WHAT YOU ARE ASKED TO DO: Copy out the lines in the rows below, starting with the line that contains "475, 1032, 501]" and continuing through the end of the rows. Reproduce each line without any changes.

[Spatial annotation entries]
## Begin

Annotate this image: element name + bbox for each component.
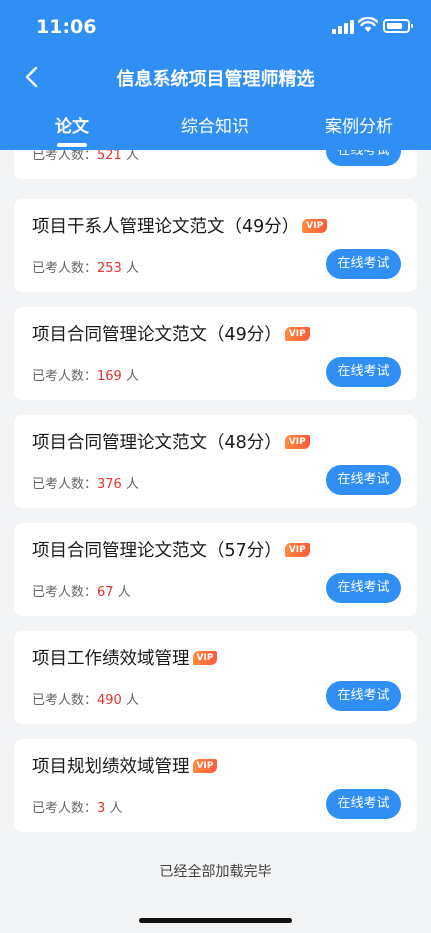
battery-icon [383, 19, 413, 33]
back-icon[interactable] [20, 64, 46, 90]
tab-bar: 论文 综合知识 案例分析 [0, 100, 431, 150]
exam-taker-count: 已考人数：67 人 [32, 585, 131, 600]
exam-list[interactable]: 已考人数：521 人 在线考试 项目干系人管理论文范文（49分） VIP 已考人数… [0, 150, 431, 933]
list-item[interactable]: 项目工作绩效域管理 VIP 已考人数：490 人 在线考试 [14, 631, 417, 724]
list-item[interactable]: 项目合同管理论文范文（49分） VIP 已考人数：169 人 在线考试 [14, 307, 417, 400]
online-exam-button[interactable]: 在线考试 [326, 573, 401, 603]
list-item[interactable]: 项目规划绩效域管理 VIP 已考人数：3 人 在线考试 [14, 739, 417, 832]
list-item[interactable]: 项目干系人管理论文范文（49分） VIP 已考人数：253 人 在线考试 [14, 199, 417, 292]
vip-badge: VIP [192, 758, 218, 773]
wifi-icon [358, 17, 378, 32]
online-exam-button[interactable]: 在线考试 [326, 249, 401, 279]
load-complete-text: 已经全部加载完毕 [159, 864, 272, 880]
status-bar: 11:06 [0, 0, 431, 54]
tab-essay[interactable]: 论文 [7, 112, 137, 137]
app-header: 11:06 信息系统项目管理师精选 论文 综合知识 案例分析 [0, 0, 431, 150]
vip-badge: VIP [192, 650, 218, 665]
exam-taker-count: 已考人数：169 人 [32, 369, 139, 384]
vip-badge: VIP [284, 434, 310, 449]
exam-title: 项目合同管理论文范文（48分） VIP [32, 429, 310, 454]
exam-title: 项目干系人管理论文范文（49分） VIP [32, 213, 328, 238]
home-indicator[interactable] [139, 918, 292, 923]
exam-taker-count: 已考人数：521 人 [32, 150, 139, 163]
nav-bar: 信息系统项目管理师精选 [0, 54, 431, 100]
exam-taker-count: 已考人数：490 人 [32, 693, 139, 708]
tab-general-knowledge[interactable]: 综合知识 [150, 112, 280, 137]
status-time: 11:06 [36, 16, 97, 38]
list-item: 已考人数：521 人 在线考试 [14, 150, 417, 179]
online-exam-button[interactable]: 在线考试 [326, 465, 401, 495]
page-title: 信息系统项目管理师精选 [116, 69, 315, 90]
online-exam-button[interactable]: 在线考试 [326, 150, 401, 166]
tab-case-analysis[interactable]: 案例分析 [294, 112, 424, 137]
exam-taker-count: 已考人数：3 人 [32, 801, 123, 816]
exam-title: 项目规划绩效域管理 VIP [32, 753, 218, 778]
exam-title: 项目工作绩效域管理 VIP [32, 645, 218, 670]
exam-taker-count: 已考人数：253 人 [32, 261, 139, 276]
vip-badge: VIP [284, 326, 310, 341]
list-item[interactable]: 项目合同管理论文范文（48分） VIP 已考人数：376 人 在线考试 [14, 415, 417, 508]
exam-taker-count: 已考人数：376 人 [32, 477, 139, 492]
exam-title: 项目合同管理论文范文（49分） VIP [32, 321, 310, 346]
tab-active-indicator [57, 143, 87, 147]
online-exam-button[interactable]: 在线考试 [326, 357, 401, 387]
vip-badge: VIP [284, 542, 310, 557]
online-exam-button[interactable]: 在线考试 [326, 789, 401, 819]
list-item[interactable]: 项目合同管理论文范文（57分） VIP 已考人数：67 人 在线考试 [14, 523, 417, 616]
exam-title: 项目合同管理论文范文（57分） VIP [32, 537, 310, 562]
vip-badge: VIP [302, 218, 328, 233]
signal-icon [332, 20, 354, 34]
online-exam-button[interactable]: 在线考试 [326, 681, 401, 711]
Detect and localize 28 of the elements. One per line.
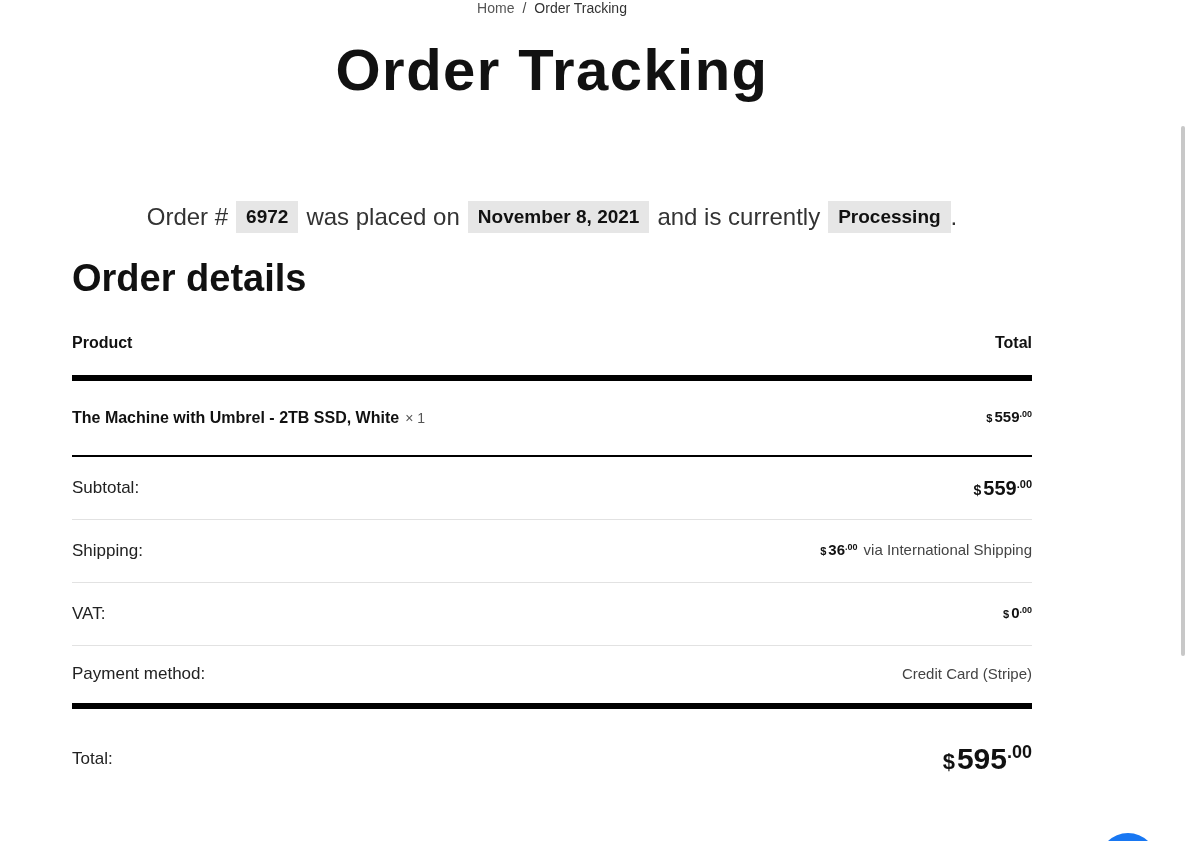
price: $559$^{.00}$	[973, 475, 1032, 501]
price: $595$^{.00}$	[942, 741, 1032, 777]
highlighted-value: November 8, 2021	[467, 200, 650, 234]
notice-text: Order #	[146, 202, 229, 232]
column-header: Total	[994, 332, 1032, 353]
highlighted-value: Processing	[828, 200, 951, 234]
shipping-method: via International Shipping	[863, 540, 1032, 561]
breadcrumb-link[interactable]: Home	[477, 1, 515, 15]
price: $0$^{.00}$	[1003, 603, 1032, 624]
breadcrumb-separator: /	[522, 1, 527, 15]
total-label: Shipping:	[72, 539, 143, 562]
total-label: VAT:	[72, 602, 106, 625]
column-header: Product	[72, 332, 133, 353]
highlighted-value: 6972	[236, 200, 299, 234]
breadcrumb-current: Order Tracking	[534, 1, 627, 15]
notice-text: .	[950, 202, 958, 232]
payment-method: Credit Card (Stripe)	[901, 663, 1032, 684]
price: $36$^{.00}$	[820, 540, 858, 561]
total-label: Subtotal:	[72, 476, 140, 499]
price: $559$^{.00}$	[986, 407, 1032, 428]
product-name: The Machine with Umbrel - 2TB SSD, White	[72, 407, 400, 428]
total-label: Total:	[72, 747, 113, 770]
notice-text: was placed on	[306, 202, 460, 232]
scrollbar-thumb[interactable]	[1181, 126, 1185, 656]
total-label: Payment method:	[72, 663, 206, 686]
quantity: × 1	[405, 408, 425, 428]
section-heading: Order details	[72, 256, 307, 301]
notice-text: and is currently	[657, 202, 821, 232]
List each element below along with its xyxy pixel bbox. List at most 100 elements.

## End

FINISHED TASK:
price: $559$^{.00}$	[973, 475, 1032, 501]
price: $595$^{.00}$	[942, 741, 1032, 777]
highlighted-value: November 8, 2021	[467, 200, 650, 234]
notice-text: Order #	[146, 202, 229, 232]
column-header: Total	[994, 332, 1032, 353]
highlighted-value: Processing	[828, 200, 951, 234]
shipping-method: via International Shipping	[863, 540, 1032, 561]
breadcrumb-link[interactable]: Home	[477, 1, 515, 15]
price: $0$^{.00}$	[1003, 603, 1032, 624]
breadcrumb-separator: /	[522, 1, 527, 15]
total-label: Shipping:	[72, 539, 143, 562]
total-label: VAT:	[72, 602, 106, 625]
column-header: Product	[72, 332, 133, 353]
highlighted-value: 6972	[236, 200, 299, 234]
breadcrumb-current: Order Tracking	[534, 1, 627, 15]
notice-text: .	[950, 202, 958, 232]
payment-method: Credit Card (Stripe)	[901, 663, 1032, 684]
price: $36$^{.00}$	[820, 540, 858, 561]
total-label: Subtotal:	[72, 476, 140, 499]
price: $559$^{.00}$	[986, 407, 1032, 428]
product-name: The Machine with Umbrel - 2TB SSD, White	[72, 407, 400, 428]
total-label: Total:	[72, 747, 113, 770]
notice-text: was placed on	[306, 202, 460, 232]
scrollbar-thumb[interactable]	[1181, 126, 1185, 656]
total-label: Payment method:	[72, 663, 206, 686]
quantity: × 1	[405, 408, 425, 428]
section-heading: Order details	[72, 256, 307, 301]
notice-text: and is currently	[657, 202, 821, 232]
List each element below along with its xyxy pixel bbox. List at most 100 elements.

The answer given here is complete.